* start *

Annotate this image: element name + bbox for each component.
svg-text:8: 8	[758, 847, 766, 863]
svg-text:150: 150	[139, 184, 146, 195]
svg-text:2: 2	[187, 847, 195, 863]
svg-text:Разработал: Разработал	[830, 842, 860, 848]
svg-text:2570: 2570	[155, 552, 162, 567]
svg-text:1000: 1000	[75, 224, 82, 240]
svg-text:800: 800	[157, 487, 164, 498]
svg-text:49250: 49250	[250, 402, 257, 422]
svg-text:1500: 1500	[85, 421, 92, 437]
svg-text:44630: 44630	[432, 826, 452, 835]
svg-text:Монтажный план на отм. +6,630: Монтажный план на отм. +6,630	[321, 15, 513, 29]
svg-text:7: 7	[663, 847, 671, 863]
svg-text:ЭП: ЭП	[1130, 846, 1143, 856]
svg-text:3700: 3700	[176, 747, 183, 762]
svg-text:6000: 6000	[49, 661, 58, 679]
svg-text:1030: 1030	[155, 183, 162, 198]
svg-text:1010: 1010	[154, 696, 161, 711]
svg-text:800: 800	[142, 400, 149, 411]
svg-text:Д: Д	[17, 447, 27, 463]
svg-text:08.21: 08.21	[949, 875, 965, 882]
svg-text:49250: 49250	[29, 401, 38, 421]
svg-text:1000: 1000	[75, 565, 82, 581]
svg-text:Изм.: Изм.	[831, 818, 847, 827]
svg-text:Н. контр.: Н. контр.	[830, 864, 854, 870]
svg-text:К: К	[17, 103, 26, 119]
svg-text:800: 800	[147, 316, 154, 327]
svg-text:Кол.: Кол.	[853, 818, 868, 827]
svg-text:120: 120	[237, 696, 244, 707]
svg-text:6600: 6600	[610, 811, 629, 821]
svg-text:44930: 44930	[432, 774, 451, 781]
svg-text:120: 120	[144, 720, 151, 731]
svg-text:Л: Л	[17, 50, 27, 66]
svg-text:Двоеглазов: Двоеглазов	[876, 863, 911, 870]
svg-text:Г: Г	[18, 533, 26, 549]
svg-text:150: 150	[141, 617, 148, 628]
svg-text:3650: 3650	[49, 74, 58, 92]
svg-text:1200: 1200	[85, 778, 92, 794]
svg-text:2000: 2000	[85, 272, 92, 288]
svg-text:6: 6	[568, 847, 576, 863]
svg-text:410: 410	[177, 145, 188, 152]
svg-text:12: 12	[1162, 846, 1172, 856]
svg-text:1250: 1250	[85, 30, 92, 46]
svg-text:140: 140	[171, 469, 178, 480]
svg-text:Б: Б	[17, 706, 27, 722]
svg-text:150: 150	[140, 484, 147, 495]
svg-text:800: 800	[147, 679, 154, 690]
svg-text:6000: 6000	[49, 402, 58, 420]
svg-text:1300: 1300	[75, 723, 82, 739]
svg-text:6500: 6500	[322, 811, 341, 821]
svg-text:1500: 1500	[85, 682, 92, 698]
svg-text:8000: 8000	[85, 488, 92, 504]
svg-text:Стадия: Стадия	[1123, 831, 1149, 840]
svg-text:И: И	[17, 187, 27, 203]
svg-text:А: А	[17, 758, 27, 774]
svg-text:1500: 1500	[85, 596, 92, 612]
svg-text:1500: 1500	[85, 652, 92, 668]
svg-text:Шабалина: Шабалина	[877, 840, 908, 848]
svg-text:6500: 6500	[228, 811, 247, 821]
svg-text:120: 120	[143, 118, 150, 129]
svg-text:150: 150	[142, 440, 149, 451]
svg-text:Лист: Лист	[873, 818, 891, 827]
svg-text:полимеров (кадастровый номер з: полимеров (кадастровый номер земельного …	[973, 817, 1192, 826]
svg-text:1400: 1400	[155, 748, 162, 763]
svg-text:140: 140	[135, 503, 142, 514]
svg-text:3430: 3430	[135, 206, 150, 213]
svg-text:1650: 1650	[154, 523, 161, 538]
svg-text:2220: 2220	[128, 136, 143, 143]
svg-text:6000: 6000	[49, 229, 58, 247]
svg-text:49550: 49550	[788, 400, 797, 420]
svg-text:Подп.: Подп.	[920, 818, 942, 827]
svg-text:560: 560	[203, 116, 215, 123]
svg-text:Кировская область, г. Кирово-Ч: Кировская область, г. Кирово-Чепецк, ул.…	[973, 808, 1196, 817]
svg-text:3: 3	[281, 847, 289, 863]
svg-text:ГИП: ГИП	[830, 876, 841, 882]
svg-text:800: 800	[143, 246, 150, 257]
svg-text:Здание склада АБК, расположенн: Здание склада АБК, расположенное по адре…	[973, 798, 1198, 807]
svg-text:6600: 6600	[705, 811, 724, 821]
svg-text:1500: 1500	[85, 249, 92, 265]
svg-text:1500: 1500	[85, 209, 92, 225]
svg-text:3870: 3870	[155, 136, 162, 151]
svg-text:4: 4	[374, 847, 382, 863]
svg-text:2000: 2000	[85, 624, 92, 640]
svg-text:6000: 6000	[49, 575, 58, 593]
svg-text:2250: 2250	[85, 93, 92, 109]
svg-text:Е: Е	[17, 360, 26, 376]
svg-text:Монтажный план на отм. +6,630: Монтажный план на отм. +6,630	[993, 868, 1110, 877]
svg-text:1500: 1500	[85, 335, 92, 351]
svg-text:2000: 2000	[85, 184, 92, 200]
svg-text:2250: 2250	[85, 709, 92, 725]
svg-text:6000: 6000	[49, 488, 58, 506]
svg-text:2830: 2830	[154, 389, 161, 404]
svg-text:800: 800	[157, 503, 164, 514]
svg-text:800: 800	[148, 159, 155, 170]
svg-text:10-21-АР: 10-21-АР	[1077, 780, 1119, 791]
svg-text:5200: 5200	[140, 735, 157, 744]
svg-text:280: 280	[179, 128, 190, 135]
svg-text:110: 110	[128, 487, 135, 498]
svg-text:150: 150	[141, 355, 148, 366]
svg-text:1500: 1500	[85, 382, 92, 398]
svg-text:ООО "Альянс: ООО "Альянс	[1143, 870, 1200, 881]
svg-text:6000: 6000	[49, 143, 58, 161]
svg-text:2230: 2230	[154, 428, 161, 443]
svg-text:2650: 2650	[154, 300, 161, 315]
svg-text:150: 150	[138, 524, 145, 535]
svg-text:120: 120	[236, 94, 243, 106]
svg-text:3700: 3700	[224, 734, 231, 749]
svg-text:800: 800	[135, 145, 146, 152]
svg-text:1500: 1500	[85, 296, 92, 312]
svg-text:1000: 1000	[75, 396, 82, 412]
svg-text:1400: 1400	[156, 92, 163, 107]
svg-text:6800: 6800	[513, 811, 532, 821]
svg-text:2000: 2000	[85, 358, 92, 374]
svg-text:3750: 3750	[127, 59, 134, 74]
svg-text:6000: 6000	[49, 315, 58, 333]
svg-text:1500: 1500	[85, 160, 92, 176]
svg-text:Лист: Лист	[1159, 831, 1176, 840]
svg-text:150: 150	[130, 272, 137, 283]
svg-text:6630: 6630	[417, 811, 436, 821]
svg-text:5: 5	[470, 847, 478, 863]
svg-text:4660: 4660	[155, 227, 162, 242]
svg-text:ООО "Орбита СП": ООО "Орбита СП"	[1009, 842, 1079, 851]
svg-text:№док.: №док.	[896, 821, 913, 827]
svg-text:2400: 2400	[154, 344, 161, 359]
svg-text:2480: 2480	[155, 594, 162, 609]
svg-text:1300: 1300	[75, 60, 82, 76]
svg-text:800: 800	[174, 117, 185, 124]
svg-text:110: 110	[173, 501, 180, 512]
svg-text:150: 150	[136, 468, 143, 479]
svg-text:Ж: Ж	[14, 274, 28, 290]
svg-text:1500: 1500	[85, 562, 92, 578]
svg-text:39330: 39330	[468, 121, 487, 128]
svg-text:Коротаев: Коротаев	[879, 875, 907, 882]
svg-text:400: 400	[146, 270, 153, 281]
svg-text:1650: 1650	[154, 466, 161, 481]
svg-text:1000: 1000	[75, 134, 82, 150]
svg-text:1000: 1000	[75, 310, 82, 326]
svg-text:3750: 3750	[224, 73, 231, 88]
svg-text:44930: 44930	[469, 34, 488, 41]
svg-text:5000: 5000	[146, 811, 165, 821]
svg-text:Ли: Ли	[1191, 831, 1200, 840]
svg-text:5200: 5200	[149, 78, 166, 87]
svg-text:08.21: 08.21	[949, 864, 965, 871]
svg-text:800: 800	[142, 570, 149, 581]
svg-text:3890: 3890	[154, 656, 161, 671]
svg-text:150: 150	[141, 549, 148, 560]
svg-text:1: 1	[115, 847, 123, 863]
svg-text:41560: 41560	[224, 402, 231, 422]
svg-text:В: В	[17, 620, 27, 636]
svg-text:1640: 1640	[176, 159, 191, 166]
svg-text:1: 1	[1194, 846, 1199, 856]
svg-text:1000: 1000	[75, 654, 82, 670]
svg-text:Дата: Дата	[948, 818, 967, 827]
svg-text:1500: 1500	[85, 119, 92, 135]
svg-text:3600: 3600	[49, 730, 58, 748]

* end *

## TO BE DONE
Convert the records, from their first line through the line containing "826, 452, 835]", into a Markdown table with the columns Number and Text, one numbered row per line. Leave out any blank lines.

## FINAL ANSWER
| Number | Text |
|---|---|
| 1 | Annotate this image: element name + bbox for each component. |
| 2 | svg-text:8: 8	[758, 847, 766, 863] |
| 3 | svg-text:150: 150	[139, 184, 146, 195] |
| 4 | svg-text:2: 2	[187, 847, 195, 863] |
| 5 | svg-text:Разработал: Разработал	[830, 842, 860, 848] |
| 6 | svg-text:2570: 2570	[155, 552, 162, 567] |
| 7 | svg-text:1000: 1000	[75, 224, 82, 240] |
| 8 | svg-text:800: 800	[157, 487, 164, 498] |
| 9 | svg-text:49250: 49250	[250, 402, 257, 422] |
| 10 | svg-text:1500: 1500	[85, 421, 92, 437] |
| 11 | svg-text:44630: 44630	[432, 826, 452, 835] |